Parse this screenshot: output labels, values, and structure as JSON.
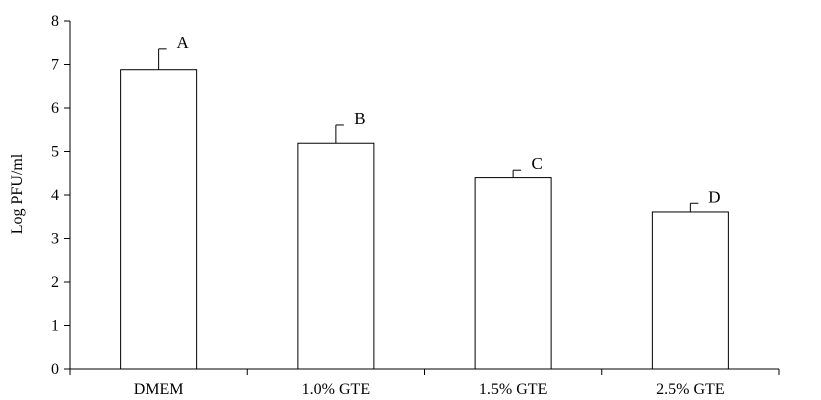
{
  "chart_data": {
    "type": "bar",
    "title": "",
    "xlabel": "",
    "ylabel": "Log PFU/ml",
    "ylim": [
      0,
      8
    ],
    "yticks": [
      0,
      1,
      2,
      3,
      4,
      5,
      6,
      7,
      8
    ],
    "grid": false,
    "categories": [
      "DMEM",
      "1.0% GTE",
      "1.5% GTE",
      "2.5% GTE"
    ],
    "values": [
      6.88,
      5.19,
      4.4,
      3.61
    ],
    "error_upper": [
      0.48,
      0.42,
      0.17,
      0.2
    ],
    "annotations": [
      "A",
      "B",
      "C",
      "D"
    ],
    "colors": {
      "bar_fill": "#ffffff",
      "bar_stroke": "#000000"
    }
  }
}
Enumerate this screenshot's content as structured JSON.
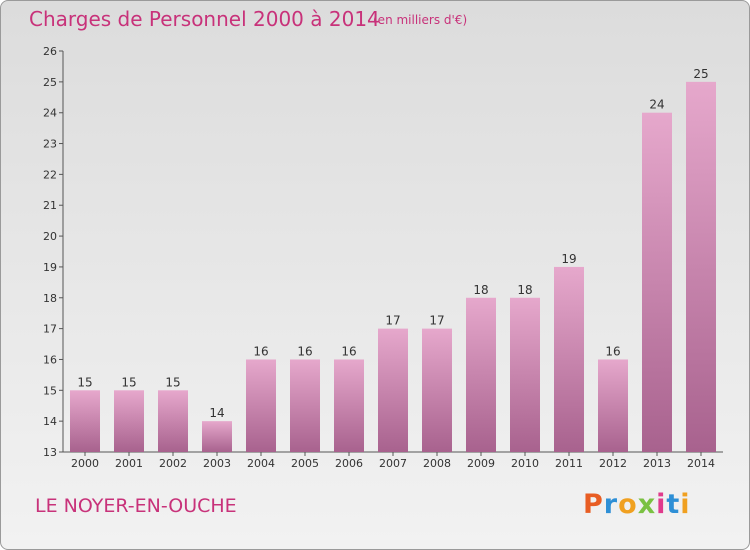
{
  "title": "Charges de Personnel 2000 à 2014",
  "subtitle": "(en milliers d'€)",
  "place": "LE NOYER-EN-OUCHE",
  "logo": {
    "letters": [
      "P",
      "r",
      "o",
      "x",
      "i",
      "t",
      "i"
    ],
    "colors": [
      "#e85d23",
      "#2e8fd6",
      "#f0a020",
      "#7ac142",
      "#e03a8c",
      "#2e8fd6",
      "#f0a020"
    ]
  },
  "colors": {
    "accent": "#c8327a",
    "bar_top": "#e6a8cc",
    "bar_bottom": "#a8628e",
    "axis": "#555555"
  },
  "chart_data": {
    "type": "bar",
    "categories": [
      "2000",
      "2001",
      "2002",
      "2003",
      "2004",
      "2005",
      "2006",
      "2007",
      "2008",
      "2009",
      "2010",
      "2011",
      "2012",
      "2013",
      "2014"
    ],
    "values": [
      15,
      15,
      15,
      14,
      16,
      16,
      16,
      17,
      17,
      18,
      18,
      19,
      16,
      24,
      25
    ],
    "ylim": [
      13,
      26
    ],
    "yticks": [
      13,
      14,
      15,
      16,
      17,
      18,
      19,
      20,
      21,
      22,
      23,
      24,
      25,
      26
    ],
    "xlabel": "",
    "ylabel": "",
    "data_labels": true,
    "grid": false
  }
}
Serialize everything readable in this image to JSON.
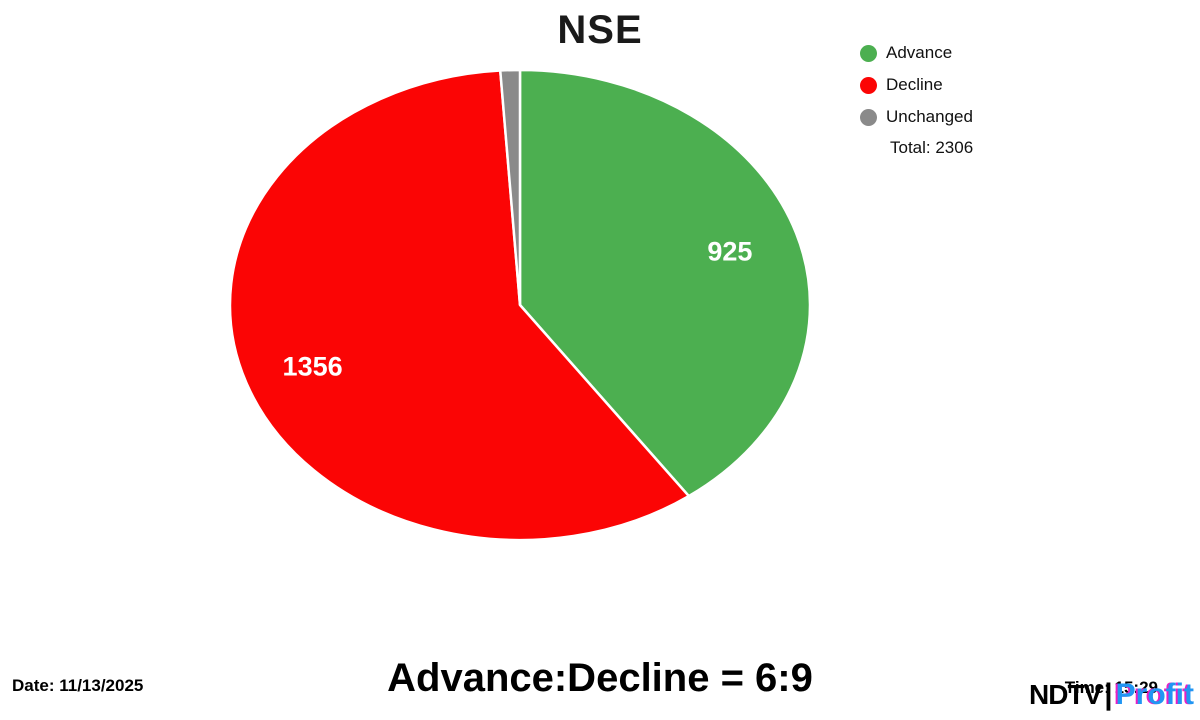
{
  "title": "NSE",
  "chart_data": {
    "type": "pie",
    "title": "NSE",
    "categories": [
      "Advance",
      "Decline",
      "Unchanged"
    ],
    "values": [
      925,
      1356,
      25
    ],
    "colors": [
      "#4caf50",
      "#fb0505",
      "#8a8a8a"
    ],
    "labels_shown": [
      "925",
      "1356",
      ""
    ],
    "total": 2306,
    "start_angle_deg": 0,
    "direction": "clockwise",
    "legend_position": "top-right",
    "grid": false
  },
  "legend": {
    "items": [
      {
        "label": "Advance",
        "color": "#4caf50"
      },
      {
        "label": "Decline",
        "color": "#fb0505"
      },
      {
        "label": "Unchanged",
        "color": "#8a8a8a"
      }
    ],
    "total_label": "Total: 2306"
  },
  "footer": {
    "date_label": "Date: 11/13/2025",
    "ratio_label": "Advance:Decline = 6:9",
    "time_label": "Time: 15:29",
    "brand": {
      "ndtv": "NDTV",
      "separator": "|",
      "profit": "Profit"
    }
  }
}
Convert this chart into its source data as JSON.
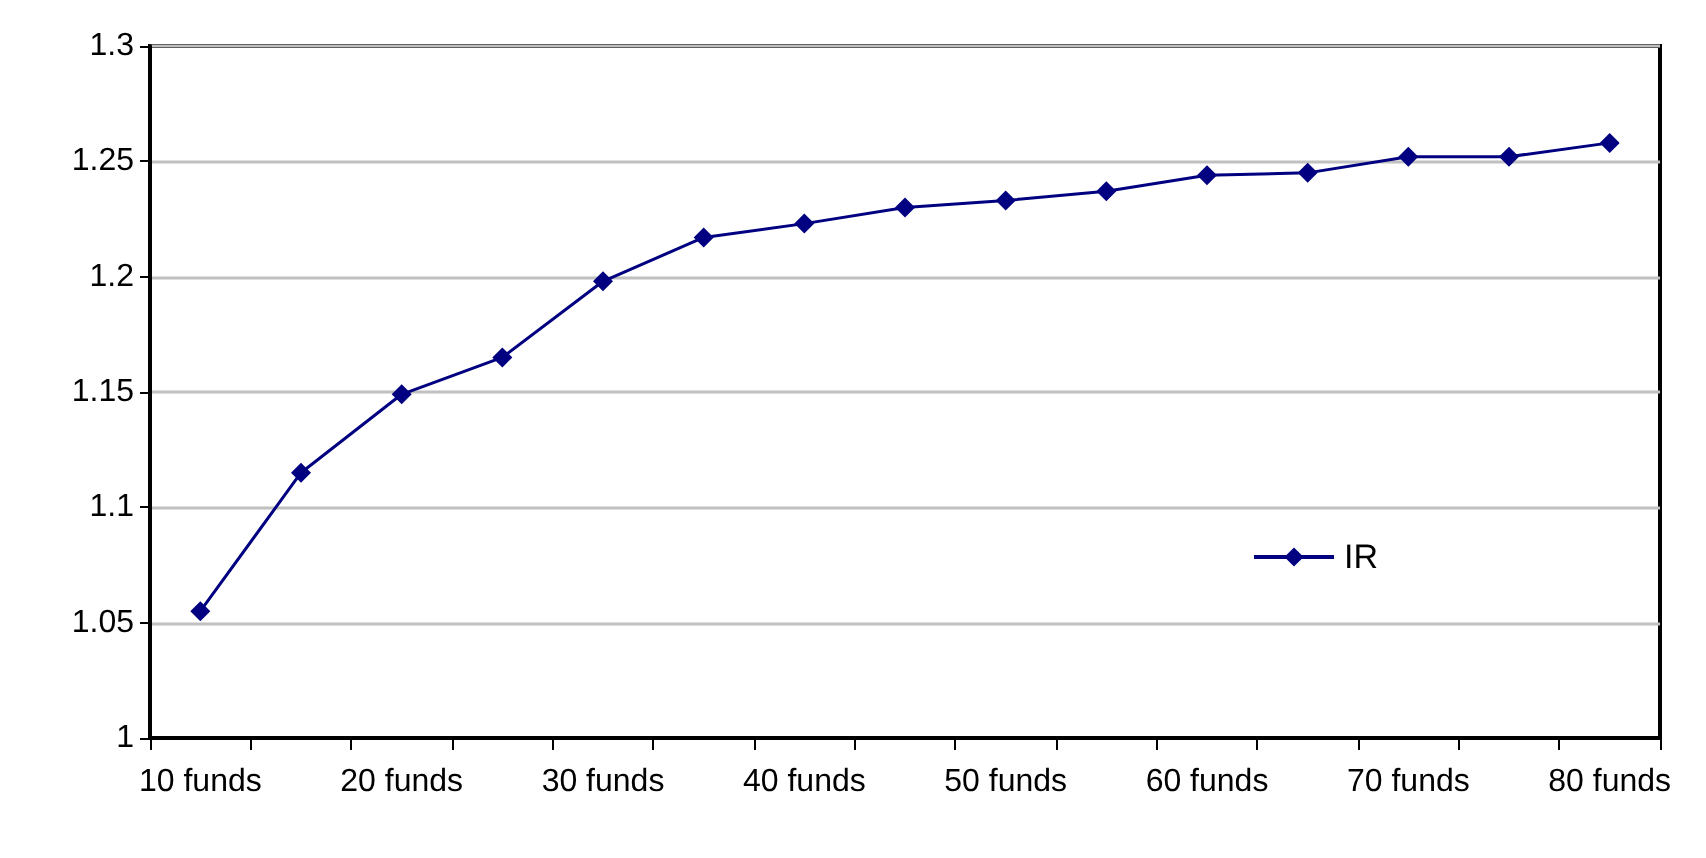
{
  "chart_data": {
    "type": "line",
    "categories": [
      "10 funds",
      null,
      "20 funds",
      null,
      "30 funds",
      null,
      "40 funds",
      null,
      "50 funds",
      null,
      "60 funds",
      null,
      "70 funds",
      null,
      "80 funds"
    ],
    "series": [
      {
        "name": "IR",
        "color": "#000080",
        "values": [
          1.055,
          1.115,
          1.149,
          1.165,
          1.198,
          1.217,
          1.223,
          1.23,
          1.233,
          1.237,
          1.244,
          1.245,
          1.252,
          1.252,
          1.258
        ]
      }
    ],
    "ylim": [
      1,
      1.3
    ],
    "yticks": [
      1,
      1.05,
      1.1,
      1.15,
      1.2,
      1.25,
      1.3
    ],
    "grid": "y",
    "legend": "right",
    "marker": "diamond",
    "line_style": "solid"
  }
}
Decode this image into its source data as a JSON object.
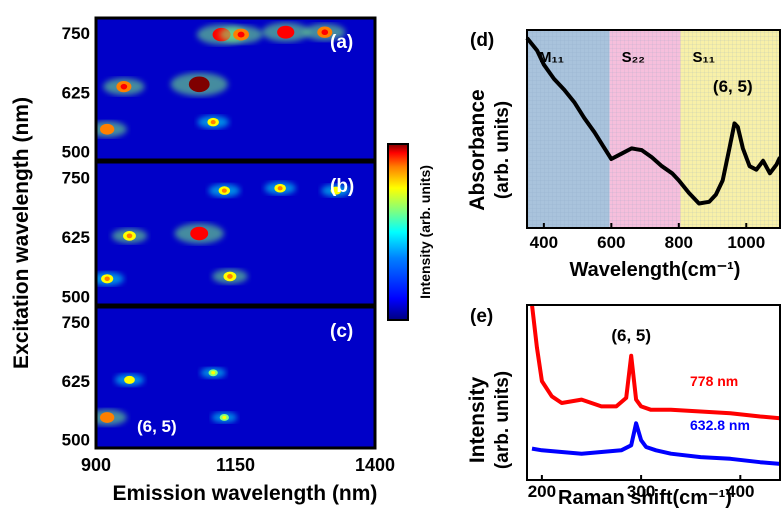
{
  "chart_data": [
    {
      "panel": "(a)",
      "type": "heatmap",
      "x": {
        "min": 900,
        "max": 1400,
        "ticks": [
          "900",
          "1150",
          "1400"
        ],
        "label": "Emission wavelength (nm)"
      },
      "y": {
        "min": 480,
        "max": 780,
        "ticks": [
          "500",
          "625",
          "750"
        ],
        "label": "Excitation wavelength (nm)"
      },
      "colorbar_label": "Intensity (arb. units)",
      "colormap": [
        "#00007f",
        "#0000ff",
        "#007fff",
        "#00ffff",
        "#7fff7f",
        "#ffff00",
        "#ff7f00",
        "#ff0000",
        "#7f0000"
      ],
      "spots": [
        {
          "x": 1085,
          "y": 640,
          "i": 1.0
        },
        {
          "x": 950,
          "y": 635,
          "i": 0.6
        },
        {
          "x": 920,
          "y": 545,
          "i": 0.55
        },
        {
          "x": 1125,
          "y": 745,
          "i": 0.8
        },
        {
          "x": 1160,
          "y": 745,
          "i": 0.65
        },
        {
          "x": 1240,
          "y": 750,
          "i": 0.75
        },
        {
          "x": 1310,
          "y": 750,
          "i": 0.6
        },
        {
          "x": 1110,
          "y": 560,
          "i": 0.35
        }
      ]
    },
    {
      "panel": "(b)",
      "type": "heatmap",
      "x": {
        "min": 900,
        "max": 1400,
        "ticks": [
          "900",
          "1150",
          "1400"
        ]
      },
      "y": {
        "min": 480,
        "max": 780,
        "ticks": [
          "500",
          "625",
          "750"
        ]
      },
      "spots": [
        {
          "x": 1085,
          "y": 630,
          "i": 0.8
        },
        {
          "x": 960,
          "y": 625,
          "i": 0.45
        },
        {
          "x": 920,
          "y": 535,
          "i": 0.4
        },
        {
          "x": 1140,
          "y": 540,
          "i": 0.45
        },
        {
          "x": 1130,
          "y": 720,
          "i": 0.35
        },
        {
          "x": 1230,
          "y": 725,
          "i": 0.35
        },
        {
          "x": 1330,
          "y": 720,
          "i": 0.3
        }
      ]
    },
    {
      "panel": "(c)",
      "type": "heatmap",
      "x": {
        "min": 900,
        "max": 1400,
        "ticks": [
          "900",
          "1150",
          "1400"
        ]
      },
      "y": {
        "min": 480,
        "max": 780,
        "ticks": [
          "500",
          "625",
          "750"
        ]
      },
      "annotation": "(6, 5)",
      "spots": [
        {
          "x": 920,
          "y": 545,
          "i": 0.55
        },
        {
          "x": 960,
          "y": 625,
          "i": 0.3
        },
        {
          "x": 1110,
          "y": 640,
          "i": 0.2
        },
        {
          "x": 1130,
          "y": 545,
          "i": 0.2
        }
      ]
    },
    {
      "panel": "(d)",
      "type": "line",
      "xlabel": "Wavelength(cm⁻¹)",
      "ylabel": [
        "Absorbance",
        "(arb. units)"
      ],
      "xlim": [
        350,
        1100
      ],
      "xticks": [
        "400",
        "600",
        "800",
        "1000"
      ],
      "regions": [
        {
          "label": "M₁₁",
          "from": 350,
          "to": 595,
          "color": "#a9c3dc"
        },
        {
          "label": "S₂₂",
          "from": 595,
          "to": 805,
          "color": "#f6bfdc"
        },
        {
          "label": "S₁₁",
          "from": 805,
          "to": 1100,
          "color": "#f8f0a8"
        }
      ],
      "annotation": "(6, 5)",
      "x": [
        350,
        380,
        400,
        430,
        460,
        490,
        520,
        550,
        580,
        600,
        630,
        660,
        690,
        720,
        750,
        780,
        800,
        830,
        860,
        890,
        910,
        930,
        950,
        965,
        975,
        990,
        1010,
        1030,
        1050,
        1070,
        1090,
        1100
      ],
      "y": [
        1.0,
        0.93,
        0.85,
        0.77,
        0.71,
        0.64,
        0.55,
        0.47,
        0.38,
        0.32,
        0.35,
        0.38,
        0.37,
        0.33,
        0.28,
        0.24,
        0.2,
        0.13,
        0.07,
        0.08,
        0.12,
        0.2,
        0.38,
        0.52,
        0.5,
        0.38,
        0.28,
        0.26,
        0.31,
        0.24,
        0.29,
        0.33
      ]
    },
    {
      "panel": "(e)",
      "type": "line",
      "xlabel": "Raman shift(cm⁻¹)",
      "ylabel": [
        "Intensity",
        "(arb. units)"
      ],
      "xlim": [
        185,
        440
      ],
      "xticks": [
        "200",
        "300",
        "400"
      ],
      "annotation": "(6, 5)",
      "series": [
        {
          "name": "778 nm",
          "color": "#ff0000",
          "x": [
            190,
            195,
            200,
            210,
            220,
            240,
            260,
            275,
            285,
            290,
            295,
            300,
            310,
            330,
            360,
            390,
            420,
            440
          ],
          "y": [
            1.0,
            0.75,
            0.55,
            0.46,
            0.42,
            0.44,
            0.4,
            0.4,
            0.45,
            0.7,
            0.44,
            0.4,
            0.38,
            0.38,
            0.37,
            0.36,
            0.34,
            0.33
          ]
        },
        {
          "name": "632.8 nm",
          "color": "#0000ff",
          "x": [
            190,
            200,
            220,
            240,
            260,
            280,
            290,
            295,
            300,
            305,
            315,
            330,
            360,
            390,
            420,
            440
          ],
          "y": [
            0.15,
            0.14,
            0.13,
            0.12,
            0.13,
            0.14,
            0.17,
            0.3,
            0.2,
            0.16,
            0.14,
            0.12,
            0.1,
            0.09,
            0.07,
            0.06
          ]
        }
      ]
    }
  ]
}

▶ **Job**
Every line of the listing that holds "into" should be found and copied.

▶ **Full answer**
Convert this chart into its source data as JSON.
Decode this image into its source data as a JSON object.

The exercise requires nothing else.